=== Task requirements ===
In your copy, include every line of the listing below exactly but none of the pictures.

=== Listed records ===
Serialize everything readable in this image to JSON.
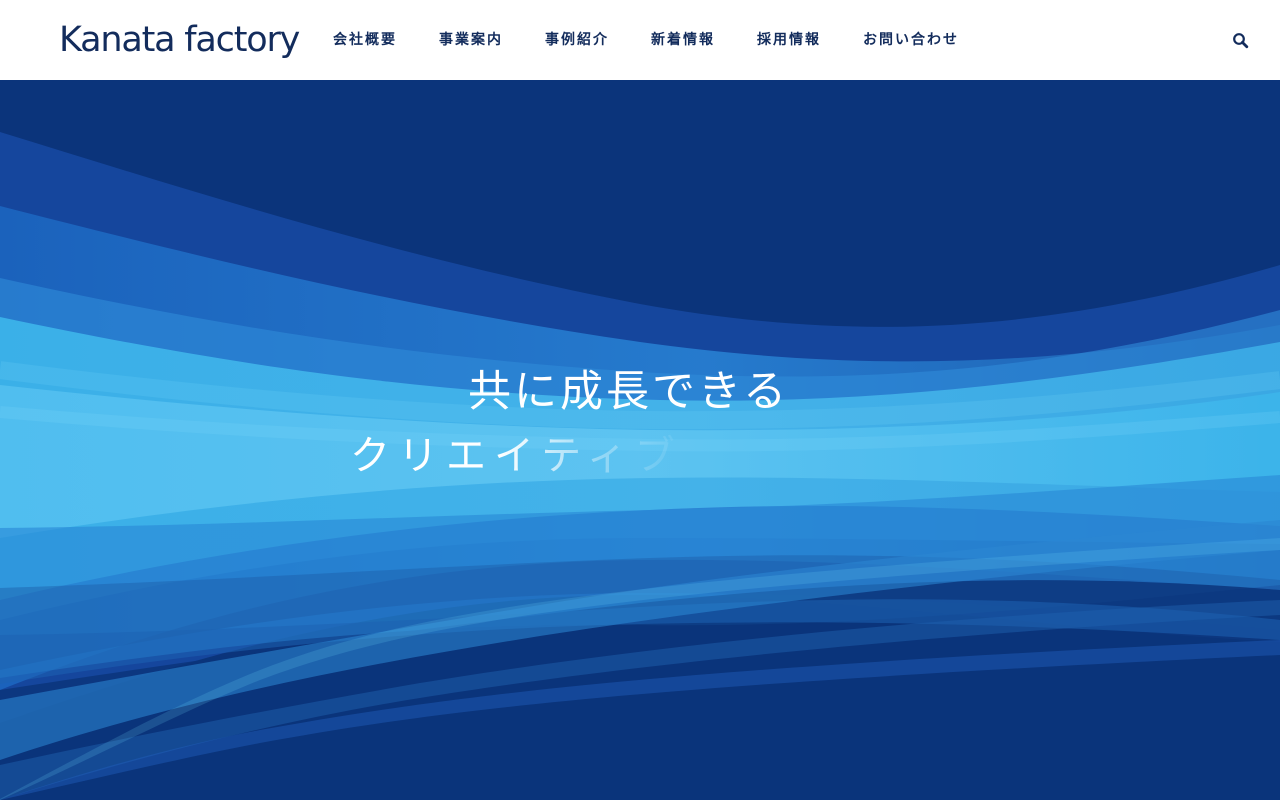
{
  "header": {
    "logo_text": "Kanata factory",
    "nav": [
      {
        "label": "会社概要",
        "name": "nav-company-overview"
      },
      {
        "label": "事業案内",
        "name": "nav-business-guide"
      },
      {
        "label": "事例紹介",
        "name": "nav-case-studies"
      },
      {
        "label": "新着情報",
        "name": "nav-news"
      },
      {
        "label": "採用情報",
        "name": "nav-recruitment"
      },
      {
        "label": "お問い合わせ",
        "name": "nav-contact"
      }
    ],
    "search_icon": "search-icon"
  },
  "hero": {
    "catch_line_1": "共に成長できる",
    "catch_line_2": "クリエイティブ"
  },
  "colors": {
    "header_background": "#ffffff",
    "brand_navy": "#132c5c",
    "hero_deep_blue": "#0b347b",
    "wave_sky_blue": "#3db3eb",
    "text_on_hero": "#ffffff"
  }
}
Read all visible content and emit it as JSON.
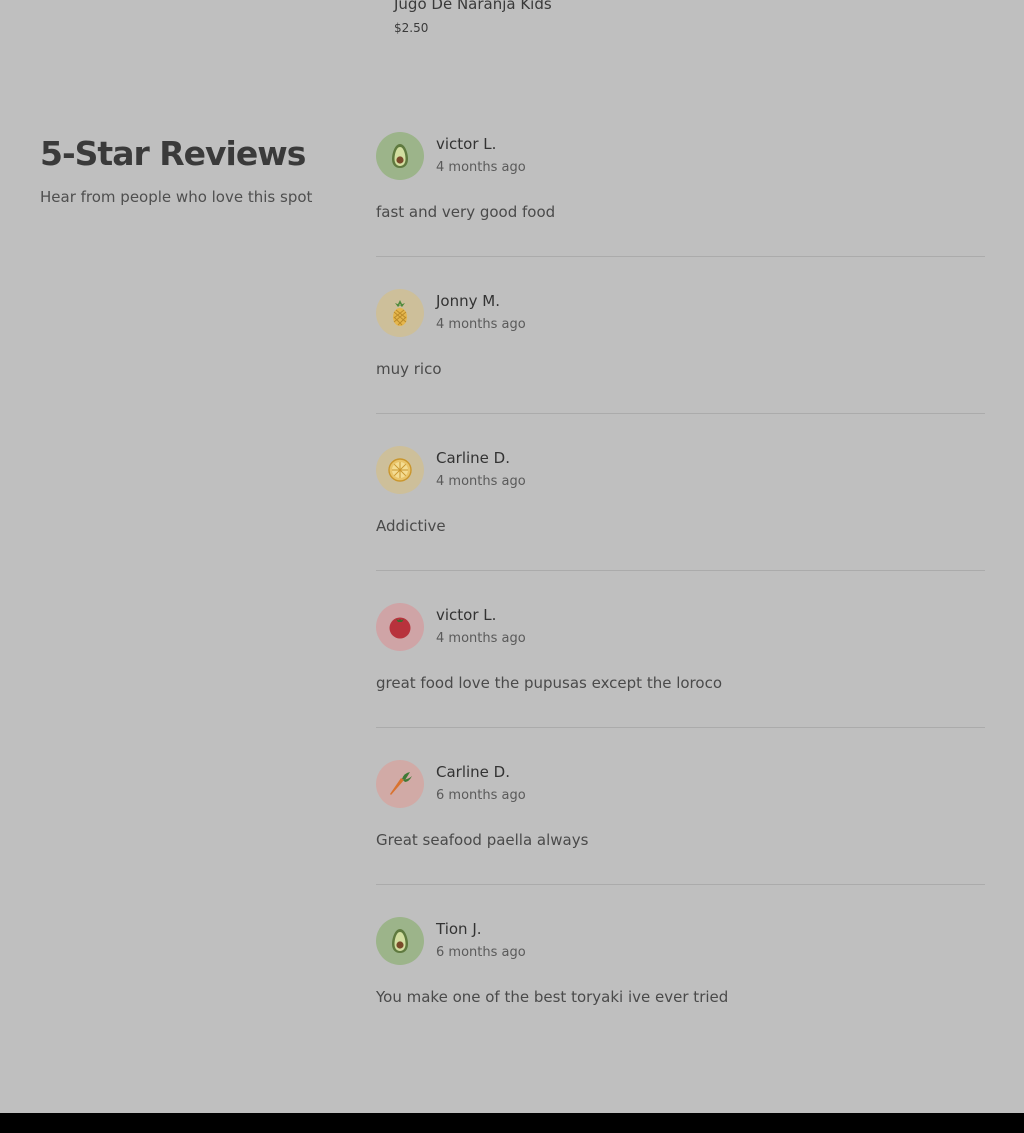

=== Solved exercise ===
Serialize everything readable in this image to JSON.
{
  "header": {
    "logo_text": "Kanata factory",
    "nav": [
      {
        "label": "会社概要",
        "name": "nav-company-overview"
      },
      {
        "label": "事業案内",
        "name": "nav-business-guide"
      },
      {
        "label": "事例紹介",
        "name": "nav-case-studies"
      },
      {
        "label": "新着情報",
        "name": "nav-news"
      },
      {
        "label": "採用情報",
        "name": "nav-recruitment"
      },
      {
        "label": "お問い合わせ",
        "name": "nav-contact"
      }
    ],
    "search_icon": "search-icon"
  },
  "hero": {
    "catch_line_1": "共に成長できる",
    "catch_line_2": "クリエイティブ"
  },
  "colors": {
    "header_background": "#ffffff",
    "brand_navy": "#132c5c",
    "hero_deep_blue": "#0b347b",
    "wave_sky_blue": "#3db3eb",
    "text_on_hero": "#ffffff"
  }
}
Read all visible content and emit it as JSON.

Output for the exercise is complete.